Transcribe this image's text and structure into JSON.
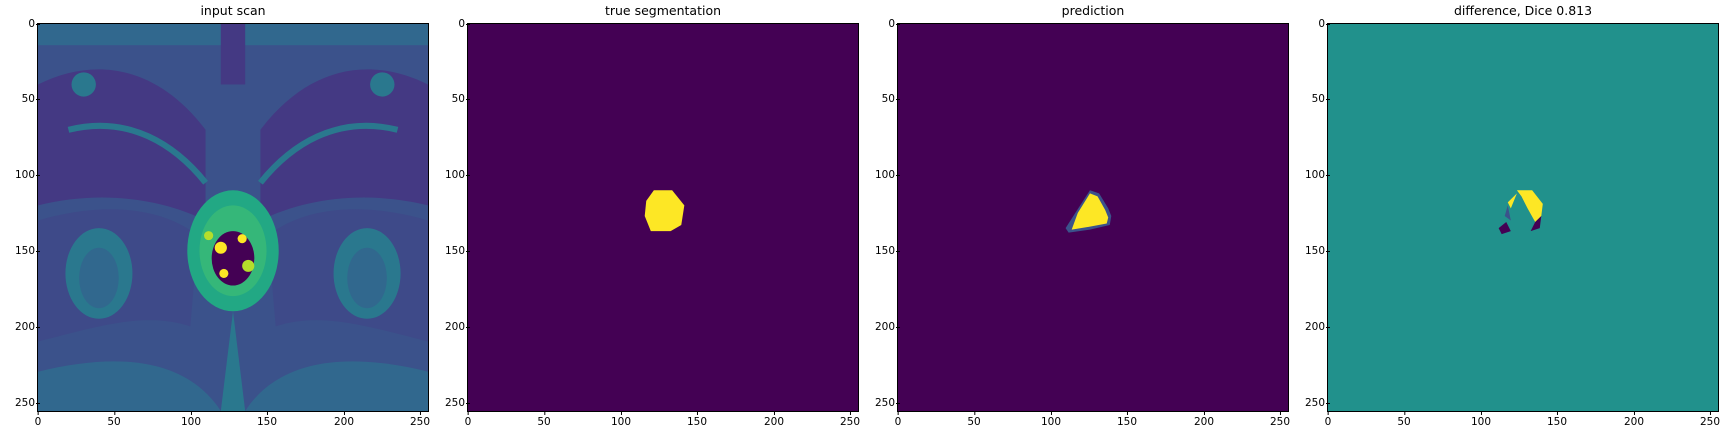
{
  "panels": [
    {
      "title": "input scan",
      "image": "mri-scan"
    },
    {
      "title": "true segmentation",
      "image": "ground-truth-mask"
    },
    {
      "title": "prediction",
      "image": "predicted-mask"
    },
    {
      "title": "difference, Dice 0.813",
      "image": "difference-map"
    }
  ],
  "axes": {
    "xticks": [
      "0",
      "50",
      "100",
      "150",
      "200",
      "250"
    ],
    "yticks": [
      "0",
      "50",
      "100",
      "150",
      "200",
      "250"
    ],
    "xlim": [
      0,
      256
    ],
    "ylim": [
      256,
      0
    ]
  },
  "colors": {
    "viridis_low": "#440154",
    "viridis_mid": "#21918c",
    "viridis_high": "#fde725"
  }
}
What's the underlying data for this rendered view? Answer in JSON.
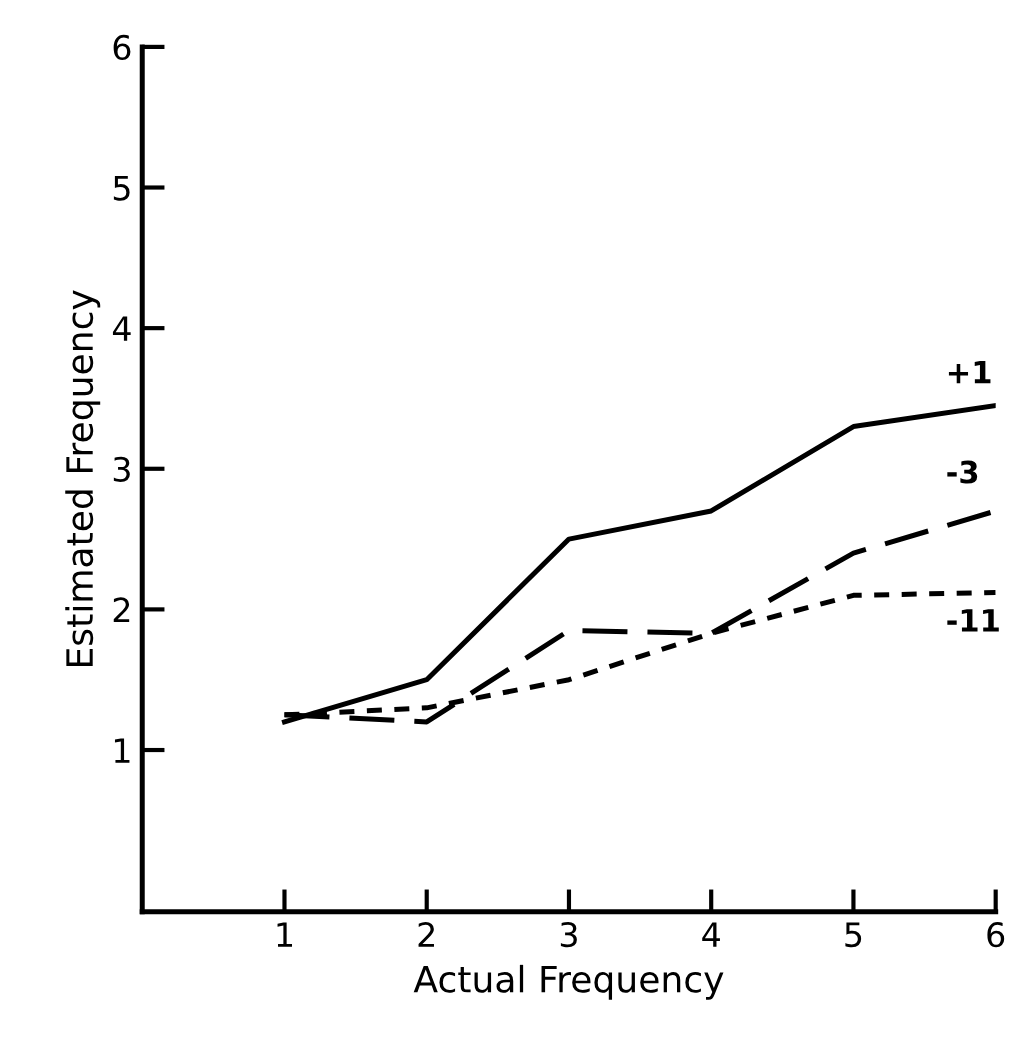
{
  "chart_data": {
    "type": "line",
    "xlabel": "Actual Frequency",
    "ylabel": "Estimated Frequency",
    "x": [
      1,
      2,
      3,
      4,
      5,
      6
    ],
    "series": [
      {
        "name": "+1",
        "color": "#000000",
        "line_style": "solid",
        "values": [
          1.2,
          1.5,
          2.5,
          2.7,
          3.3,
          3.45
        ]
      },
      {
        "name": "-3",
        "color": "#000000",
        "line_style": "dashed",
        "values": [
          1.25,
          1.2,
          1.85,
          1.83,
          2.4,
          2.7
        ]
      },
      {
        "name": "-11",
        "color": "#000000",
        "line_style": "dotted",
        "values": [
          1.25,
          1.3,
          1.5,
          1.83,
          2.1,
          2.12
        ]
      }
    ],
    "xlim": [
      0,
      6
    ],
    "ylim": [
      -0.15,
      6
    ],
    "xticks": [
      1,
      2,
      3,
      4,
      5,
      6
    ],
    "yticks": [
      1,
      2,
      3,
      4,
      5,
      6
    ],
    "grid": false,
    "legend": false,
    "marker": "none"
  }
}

**Set task:** Of the lines in this material, state how many hold the string "Frequency". Write no other words.

**Output of the task:** 2